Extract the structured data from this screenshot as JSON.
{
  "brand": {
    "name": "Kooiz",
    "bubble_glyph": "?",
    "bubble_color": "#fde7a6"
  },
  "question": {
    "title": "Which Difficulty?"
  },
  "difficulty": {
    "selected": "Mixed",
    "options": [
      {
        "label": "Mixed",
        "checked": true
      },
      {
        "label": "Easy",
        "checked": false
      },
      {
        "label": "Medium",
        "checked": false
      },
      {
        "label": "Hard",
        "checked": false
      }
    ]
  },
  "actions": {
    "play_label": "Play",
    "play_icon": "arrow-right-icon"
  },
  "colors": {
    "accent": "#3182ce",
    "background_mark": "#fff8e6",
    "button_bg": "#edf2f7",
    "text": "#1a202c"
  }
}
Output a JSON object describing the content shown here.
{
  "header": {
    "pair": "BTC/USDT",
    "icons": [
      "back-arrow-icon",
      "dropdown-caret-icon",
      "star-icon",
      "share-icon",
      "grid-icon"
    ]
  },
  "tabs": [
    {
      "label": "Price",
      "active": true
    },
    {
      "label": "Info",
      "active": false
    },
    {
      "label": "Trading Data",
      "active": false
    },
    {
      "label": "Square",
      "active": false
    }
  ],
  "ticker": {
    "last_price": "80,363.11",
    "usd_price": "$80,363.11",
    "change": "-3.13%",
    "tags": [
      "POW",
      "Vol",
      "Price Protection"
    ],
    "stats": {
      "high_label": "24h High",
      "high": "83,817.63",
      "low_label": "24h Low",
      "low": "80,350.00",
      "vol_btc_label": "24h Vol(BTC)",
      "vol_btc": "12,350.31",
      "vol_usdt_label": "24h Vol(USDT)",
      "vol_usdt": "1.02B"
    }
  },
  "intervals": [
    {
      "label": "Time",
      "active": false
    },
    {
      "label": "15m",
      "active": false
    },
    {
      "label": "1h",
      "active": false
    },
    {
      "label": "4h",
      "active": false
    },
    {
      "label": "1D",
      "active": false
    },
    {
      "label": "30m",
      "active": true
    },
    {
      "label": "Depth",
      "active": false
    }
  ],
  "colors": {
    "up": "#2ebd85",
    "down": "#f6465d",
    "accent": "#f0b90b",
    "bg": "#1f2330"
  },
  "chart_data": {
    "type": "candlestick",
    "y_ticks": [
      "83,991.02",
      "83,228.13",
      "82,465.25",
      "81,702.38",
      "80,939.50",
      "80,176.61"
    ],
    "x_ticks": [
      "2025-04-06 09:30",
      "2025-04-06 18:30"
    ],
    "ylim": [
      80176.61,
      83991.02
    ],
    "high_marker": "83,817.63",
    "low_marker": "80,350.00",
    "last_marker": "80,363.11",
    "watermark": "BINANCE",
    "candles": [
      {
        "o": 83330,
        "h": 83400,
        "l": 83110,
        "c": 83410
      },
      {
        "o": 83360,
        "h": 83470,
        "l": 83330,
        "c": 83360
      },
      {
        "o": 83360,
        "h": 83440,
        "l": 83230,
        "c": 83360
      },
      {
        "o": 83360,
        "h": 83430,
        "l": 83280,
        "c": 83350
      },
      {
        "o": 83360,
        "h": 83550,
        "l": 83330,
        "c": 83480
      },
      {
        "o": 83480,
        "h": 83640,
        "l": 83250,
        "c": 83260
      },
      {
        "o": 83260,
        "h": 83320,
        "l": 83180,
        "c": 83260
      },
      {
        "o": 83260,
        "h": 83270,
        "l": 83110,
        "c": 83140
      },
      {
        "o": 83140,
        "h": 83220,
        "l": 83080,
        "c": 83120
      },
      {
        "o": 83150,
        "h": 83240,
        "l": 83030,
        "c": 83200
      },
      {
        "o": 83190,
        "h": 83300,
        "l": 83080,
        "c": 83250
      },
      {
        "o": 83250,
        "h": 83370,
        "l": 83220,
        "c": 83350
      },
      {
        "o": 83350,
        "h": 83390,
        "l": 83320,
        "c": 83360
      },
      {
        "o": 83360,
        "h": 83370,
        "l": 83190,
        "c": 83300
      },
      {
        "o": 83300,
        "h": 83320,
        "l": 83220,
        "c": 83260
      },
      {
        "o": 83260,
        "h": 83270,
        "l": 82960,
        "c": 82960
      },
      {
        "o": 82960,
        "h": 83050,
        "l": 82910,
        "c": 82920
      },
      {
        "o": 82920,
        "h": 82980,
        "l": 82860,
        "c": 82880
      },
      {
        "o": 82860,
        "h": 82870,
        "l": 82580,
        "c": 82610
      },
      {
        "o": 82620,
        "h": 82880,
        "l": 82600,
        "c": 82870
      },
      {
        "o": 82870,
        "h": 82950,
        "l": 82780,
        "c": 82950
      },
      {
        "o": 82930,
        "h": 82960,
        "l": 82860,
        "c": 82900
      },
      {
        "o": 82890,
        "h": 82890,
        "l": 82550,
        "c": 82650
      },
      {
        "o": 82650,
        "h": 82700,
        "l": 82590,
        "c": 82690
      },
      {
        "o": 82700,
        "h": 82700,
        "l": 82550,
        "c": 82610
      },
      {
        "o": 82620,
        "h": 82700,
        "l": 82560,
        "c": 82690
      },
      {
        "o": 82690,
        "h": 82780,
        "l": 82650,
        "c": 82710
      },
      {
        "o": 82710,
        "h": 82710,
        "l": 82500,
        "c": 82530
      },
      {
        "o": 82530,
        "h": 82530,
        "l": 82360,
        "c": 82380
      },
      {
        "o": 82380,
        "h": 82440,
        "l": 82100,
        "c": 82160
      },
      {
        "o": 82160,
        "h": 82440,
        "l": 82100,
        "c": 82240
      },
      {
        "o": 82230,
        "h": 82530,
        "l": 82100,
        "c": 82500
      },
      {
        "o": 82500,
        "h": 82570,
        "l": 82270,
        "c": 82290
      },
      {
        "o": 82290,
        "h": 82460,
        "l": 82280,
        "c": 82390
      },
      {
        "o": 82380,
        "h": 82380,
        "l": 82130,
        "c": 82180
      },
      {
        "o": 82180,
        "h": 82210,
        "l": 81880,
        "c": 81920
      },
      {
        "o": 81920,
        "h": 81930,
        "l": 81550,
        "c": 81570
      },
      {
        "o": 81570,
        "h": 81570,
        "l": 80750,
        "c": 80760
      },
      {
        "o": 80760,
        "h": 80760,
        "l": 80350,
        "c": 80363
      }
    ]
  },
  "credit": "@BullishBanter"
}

|---|

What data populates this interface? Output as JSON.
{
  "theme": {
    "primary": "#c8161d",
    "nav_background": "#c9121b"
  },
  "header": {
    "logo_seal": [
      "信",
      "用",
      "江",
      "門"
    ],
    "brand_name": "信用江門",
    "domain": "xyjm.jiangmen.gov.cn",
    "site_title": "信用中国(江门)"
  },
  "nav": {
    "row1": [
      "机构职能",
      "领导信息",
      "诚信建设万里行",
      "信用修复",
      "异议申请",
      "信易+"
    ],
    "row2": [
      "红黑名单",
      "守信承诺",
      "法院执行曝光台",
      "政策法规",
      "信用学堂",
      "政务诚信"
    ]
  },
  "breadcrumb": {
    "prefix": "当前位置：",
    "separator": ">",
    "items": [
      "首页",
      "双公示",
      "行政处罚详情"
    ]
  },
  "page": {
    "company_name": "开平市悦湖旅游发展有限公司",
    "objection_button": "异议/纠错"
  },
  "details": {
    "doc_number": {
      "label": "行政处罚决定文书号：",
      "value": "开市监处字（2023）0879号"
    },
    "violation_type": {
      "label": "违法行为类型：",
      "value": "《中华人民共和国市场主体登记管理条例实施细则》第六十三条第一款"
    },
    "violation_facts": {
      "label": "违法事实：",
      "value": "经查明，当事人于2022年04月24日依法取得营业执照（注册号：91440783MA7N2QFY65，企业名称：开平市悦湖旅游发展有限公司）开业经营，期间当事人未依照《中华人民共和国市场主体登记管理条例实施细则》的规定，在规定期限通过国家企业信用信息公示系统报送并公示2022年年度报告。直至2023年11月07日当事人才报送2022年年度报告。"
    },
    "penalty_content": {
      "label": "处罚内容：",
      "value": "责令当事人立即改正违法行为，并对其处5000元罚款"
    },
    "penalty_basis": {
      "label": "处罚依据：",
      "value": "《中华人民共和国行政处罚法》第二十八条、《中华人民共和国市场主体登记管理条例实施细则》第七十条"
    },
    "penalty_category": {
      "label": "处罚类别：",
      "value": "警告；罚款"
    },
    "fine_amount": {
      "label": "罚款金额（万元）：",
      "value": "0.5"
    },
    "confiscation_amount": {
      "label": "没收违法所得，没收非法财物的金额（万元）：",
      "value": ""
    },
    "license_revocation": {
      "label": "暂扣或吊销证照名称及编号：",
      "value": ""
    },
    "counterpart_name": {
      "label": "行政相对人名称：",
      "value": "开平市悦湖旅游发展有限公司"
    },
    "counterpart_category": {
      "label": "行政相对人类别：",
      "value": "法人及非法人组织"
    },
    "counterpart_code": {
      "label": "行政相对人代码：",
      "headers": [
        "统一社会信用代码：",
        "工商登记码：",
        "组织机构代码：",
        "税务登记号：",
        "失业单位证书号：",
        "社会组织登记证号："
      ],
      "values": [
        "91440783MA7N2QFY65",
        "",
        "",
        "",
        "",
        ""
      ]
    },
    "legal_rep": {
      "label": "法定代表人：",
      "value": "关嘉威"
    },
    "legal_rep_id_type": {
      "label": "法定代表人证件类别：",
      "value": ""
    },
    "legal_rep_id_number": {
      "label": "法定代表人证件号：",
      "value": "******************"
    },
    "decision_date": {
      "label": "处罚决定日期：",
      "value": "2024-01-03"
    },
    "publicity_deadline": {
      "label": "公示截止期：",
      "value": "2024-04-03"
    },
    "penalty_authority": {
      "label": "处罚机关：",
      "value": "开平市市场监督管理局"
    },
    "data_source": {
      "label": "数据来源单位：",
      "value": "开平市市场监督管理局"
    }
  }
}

|---|

● **Goal of the exercise**
Return every line of the preceding records in which the word "中华人民共和国市场主体登记管理条例实施细则" appears.

● **Reply to the task**
      "value": "《中华人民共和国市场主体登记管理条例实施细则》第六十三条第一款"
      "value": "经查明，当事人于2022年04月24日依法取得营业执照（注册号：91440783MA7N2QFY65，企业名称：开平市悦湖旅游发展有限公司）开业经营，期间当事人未依照《中华人民共和国市场主体登记管理条例实施细则》的规定，在规定期限通过国家企业信用信息公示系统报送并公示2022年年度报告。直至2023年11月07日当事人才报送2022年年度报告。"
      "value": "《中华人民共和国行政处罚法》第二十八条、《中华人民共和国市场主体登记管理条例实施细则》第七十条"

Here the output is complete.